◆ **Work to complete**
Return the records, each one exactly as written.

***** Input records

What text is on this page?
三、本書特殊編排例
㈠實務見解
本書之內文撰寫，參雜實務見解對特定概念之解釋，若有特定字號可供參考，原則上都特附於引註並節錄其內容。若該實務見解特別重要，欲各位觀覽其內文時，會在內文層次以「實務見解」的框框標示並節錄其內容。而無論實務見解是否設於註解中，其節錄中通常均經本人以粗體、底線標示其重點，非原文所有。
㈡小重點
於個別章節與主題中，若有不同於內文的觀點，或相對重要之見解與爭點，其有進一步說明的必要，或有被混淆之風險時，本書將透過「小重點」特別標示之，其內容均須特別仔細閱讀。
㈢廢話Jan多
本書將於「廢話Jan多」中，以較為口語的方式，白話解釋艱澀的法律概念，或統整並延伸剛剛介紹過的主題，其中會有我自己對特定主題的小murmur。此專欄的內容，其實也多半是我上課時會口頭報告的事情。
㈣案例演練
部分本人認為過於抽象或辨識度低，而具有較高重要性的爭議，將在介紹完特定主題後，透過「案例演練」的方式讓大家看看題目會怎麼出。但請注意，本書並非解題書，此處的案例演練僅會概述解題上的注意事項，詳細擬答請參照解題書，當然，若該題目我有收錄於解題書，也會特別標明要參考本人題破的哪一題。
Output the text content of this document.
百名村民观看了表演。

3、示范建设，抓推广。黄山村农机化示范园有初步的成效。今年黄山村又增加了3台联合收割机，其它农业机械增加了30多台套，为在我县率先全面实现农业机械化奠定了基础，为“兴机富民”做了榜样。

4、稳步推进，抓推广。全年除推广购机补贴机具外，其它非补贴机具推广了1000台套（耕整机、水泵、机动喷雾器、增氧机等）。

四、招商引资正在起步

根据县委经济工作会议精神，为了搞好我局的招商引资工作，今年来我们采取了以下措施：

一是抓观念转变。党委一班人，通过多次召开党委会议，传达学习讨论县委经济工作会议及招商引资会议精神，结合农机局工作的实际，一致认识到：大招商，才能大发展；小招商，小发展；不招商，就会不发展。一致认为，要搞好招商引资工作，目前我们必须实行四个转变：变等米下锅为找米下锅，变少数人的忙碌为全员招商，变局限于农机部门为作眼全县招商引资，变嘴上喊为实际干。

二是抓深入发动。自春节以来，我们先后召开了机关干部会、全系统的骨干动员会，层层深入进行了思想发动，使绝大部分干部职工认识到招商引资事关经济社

**********

◆ **The solution**
What text is on this page?
三、本書特殊編排例
㈠實務見解
本書之內文撰寫，參雜實務見解對特定概念之解釋，若有特定字號可供參考，原則上都特附於引註並節錄其內容。若該實務見解特別重要，欲各位觀覽其內文時，會在內文層次以「實務見解」的框框標示並節錄其內容。而無論實務見解是否設於註解中，其節錄中通常均經本人以粗體、底線標示其重點，非原文所有。
㈡小重點
於個別章節與主題中，若有不同於內文的觀點，或相對重要之見解與爭點，其有進一步說明的必要，或有被混淆之風險時，本書將透過「小重點」特別標示之，其內容均須特別仔細閱讀。
㈢廢話Jan多
本書將於「廢話Jan多」中，以較為口語的方式，白話解釋艱澀的法律概念，或統整並延伸剛剛介紹過的主題，其中會有我自己對特定主題的小murmur。此專欄的內容，其實也多半是我上課時會口頭報告的事情。
㈣案例演練
部分本人認為過於抽象或辨識度低，而具有較高重要性的爭議，將在介紹完特定主題後，透過「案例演練」的方式讓大家看看題目會怎麼出。但請注意，本書並非解題書，此處的案例演練僅會概述解題上的注意事項，詳細擬答請參照解題書，當然，若該題目我有收錄於解題書，也會特別標明要參考本人題破的哪一題。
Output the text content of this document.
百名村民观看了表演。

3、示范建设，抓推广。黄山村农机化示范园有初步的成效。今年黄山村又增加了3台联合收割机，其它农业机械增加了30多台套，为在我县率先全面实现农业机械化奠定了基础，为“兴机富民”做了榜样。

4、稳步推进，抓推广。全年除推广购机补贴机具外，其它非补贴机具推广了1000台套（耕整机、水泵、机动喷雾器、增氧机等）。

四、招商引资正在起步

根据县委经济工作会议精神，为了搞好我局的招商引资工作，今年来我们采取了以下措施：

一是抓观念转变。党委一班人，通过多次召开党委会议，传达学习讨论县委经济工作会议及招商引资会议精神，结合农机局工作的实际，一致认识到：大招商，才能大发展；小招商，小发展；不招商，就会不发展。一致认为，要搞好招商引资工作，目前我们必须实行四个转变：变等米下锅为找米下锅，变少数人的忙碌为全员招商，变局限于农机部门为作眼全县招商引资，变嘴上喊为实际干。

二是抓深入发动。自春节以来，我们先后召开了机关干部会、全系统的骨干动员会，层层深入进行了思想发动，使绝大部分干部职工认识到招商引资事关经济社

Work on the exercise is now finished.